What is the number of lines in these entries that include "title"? Write that number and no other text.

[START OF TASK MATERIAL]

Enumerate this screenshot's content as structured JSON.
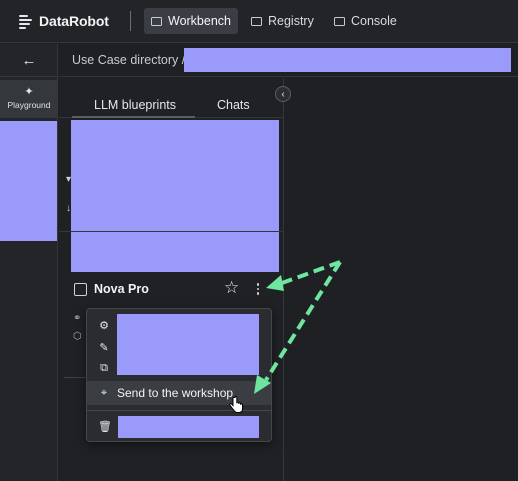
{
  "app": {
    "logo_text": "DataRobot",
    "nav": [
      {
        "label": "Workbench",
        "icon": "workbench-icon",
        "active": true
      },
      {
        "label": "Registry",
        "icon": "registry-icon",
        "active": false
      },
      {
        "label": "Console",
        "icon": "console-icon",
        "active": false
      }
    ]
  },
  "rail": {
    "back_icon": "arrow-left-icon",
    "playground_label": "Playground",
    "playground_icon": "sparkle-icon"
  },
  "breadcrumb": {
    "text": "Use Case directory /"
  },
  "panel": {
    "tabs": [
      {
        "label": "LLM blueprints",
        "active": true
      },
      {
        "label": "Chats",
        "active": false
      }
    ],
    "blueprint": {
      "name": "Nova Pro",
      "starred": false
    }
  },
  "menu": {
    "items": [
      {
        "icon": "gear-icon",
        "label": ""
      },
      {
        "icon": "pencil-icon",
        "label": ""
      },
      {
        "icon": "copy-icon",
        "label": ""
      },
      {
        "icon": "workshop-icon",
        "label": "Send to the workshop",
        "hovered": true
      },
      {
        "icon": "trash-icon",
        "label": ""
      }
    ]
  },
  "colors": {
    "redaction": "#9a9afa",
    "arrow": "#6fe6a0",
    "background": "#1e2024"
  }
}
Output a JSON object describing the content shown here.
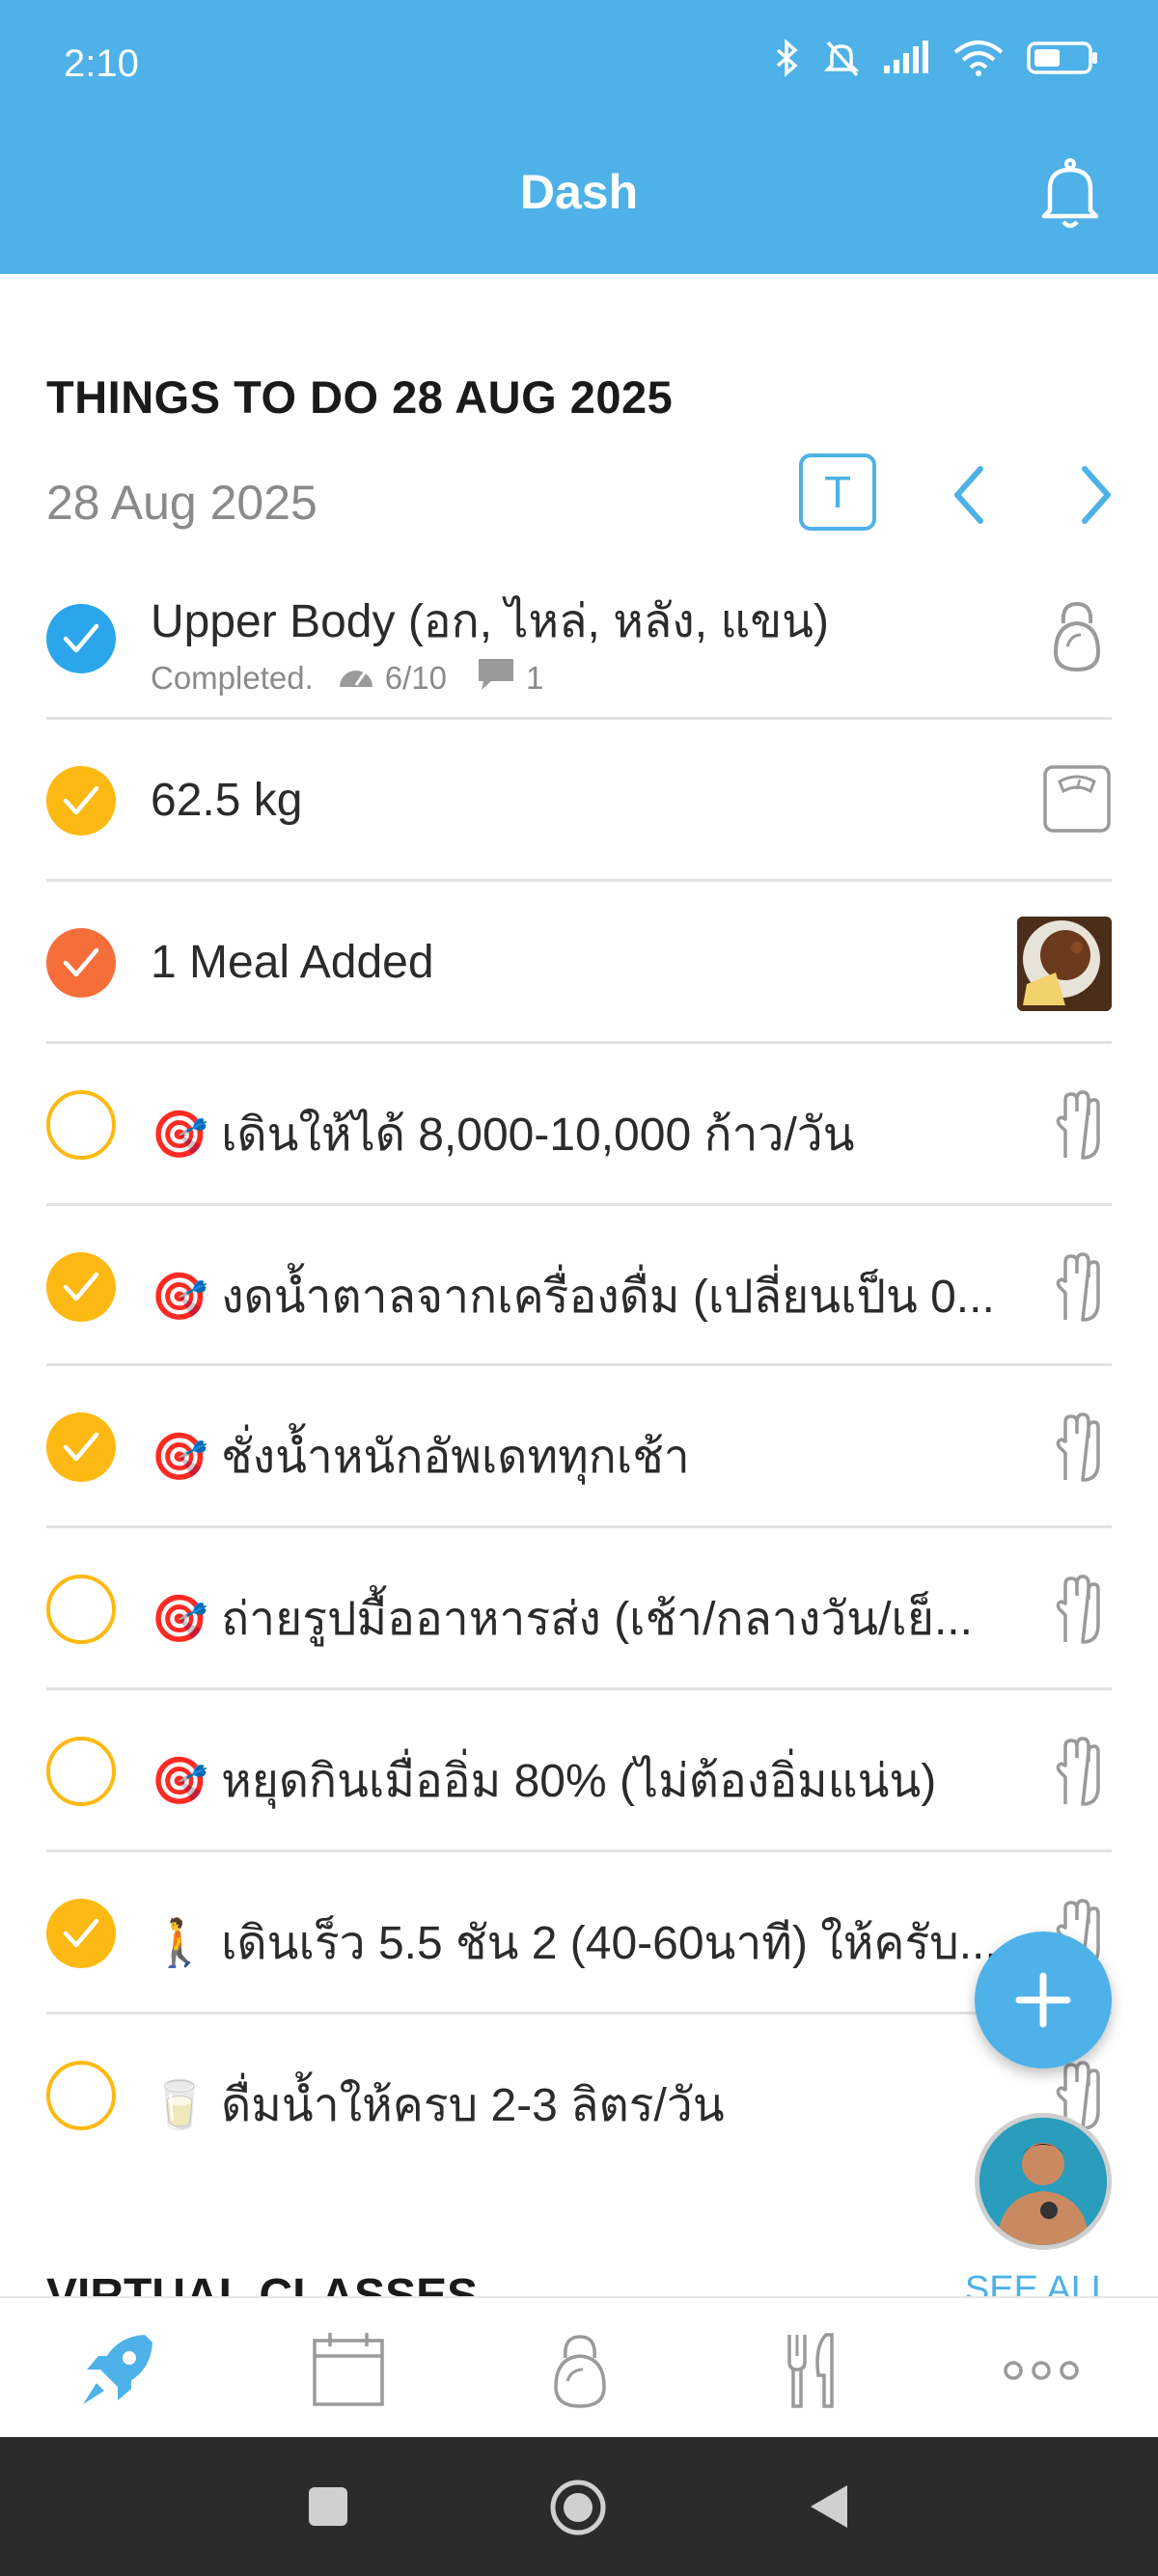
{
  "status": {
    "time": "2:10"
  },
  "header": {
    "title": "Dash"
  },
  "section": {
    "title": "THINGS TO DO 28 AUG 2025",
    "date": "28 Aug 2025",
    "today_button": "T"
  },
  "items": [
    {
      "label": "Upper Body (อก, ไหล่, หลัง, แขน)",
      "status": "Completed.",
      "effort": "6/10",
      "comments": "1",
      "check": "blue",
      "icon": "kettlebell-icon"
    },
    {
      "label": "62.5 kg",
      "check": "yellow",
      "icon": "scale-icon"
    },
    {
      "label": "1 Meal Added",
      "check": "orange",
      "icon": "meal-photo"
    },
    {
      "label": "🎯 เดินให้ได้ 8,000-10,000 ก้าว/วัน",
      "check": "empty",
      "icon": "hand-icon"
    },
    {
      "label": "🎯 งดน้ำตาลจากเครื่องดื่ม (เปลี่ยนเป็น 0...",
      "check": "yellow",
      "icon": "hand-icon"
    },
    {
      "label": "🎯 ชั่งน้ำหนักอัพเดททุกเช้า",
      "check": "yellow",
      "icon": "hand-icon"
    },
    {
      "label": "🎯 ถ่ายรูปมื้ออาหารส่ง (เช้า/กลางวัน/เย็...",
      "check": "empty",
      "icon": "hand-icon"
    },
    {
      "label": "🎯 หยุดกินเมื่ออิ่ม 80% (ไม่ต้องอิ่มแน่น)",
      "check": "empty",
      "icon": "hand-icon"
    },
    {
      "label": "🚶 เดินเร็ว 5.5 ชัน 2 (40-60นาที) ให้ครับ...",
      "check": "yellow",
      "icon": "hand-icon"
    },
    {
      "label": "🥛 ดื่มน้ำให้ครบ 2-3 ลิตร/วัน",
      "check": "empty",
      "icon": "hand-icon"
    }
  ],
  "next_section": {
    "title": "VIRTUAL CLASSES",
    "link": "SEE ALL"
  },
  "tabs": [
    "rocket-icon",
    "calendar-icon",
    "kettlebell-icon",
    "fork-knife-icon",
    "more-icon"
  ],
  "colors": {
    "header": "#4EB1E7",
    "blue_check": "#2BA6EC",
    "yellow_check": "#FDB913",
    "orange_check": "#F56E3A"
  }
}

[END OF TASK MATERIAL]

- REPLY TO THE EXERCISE: 3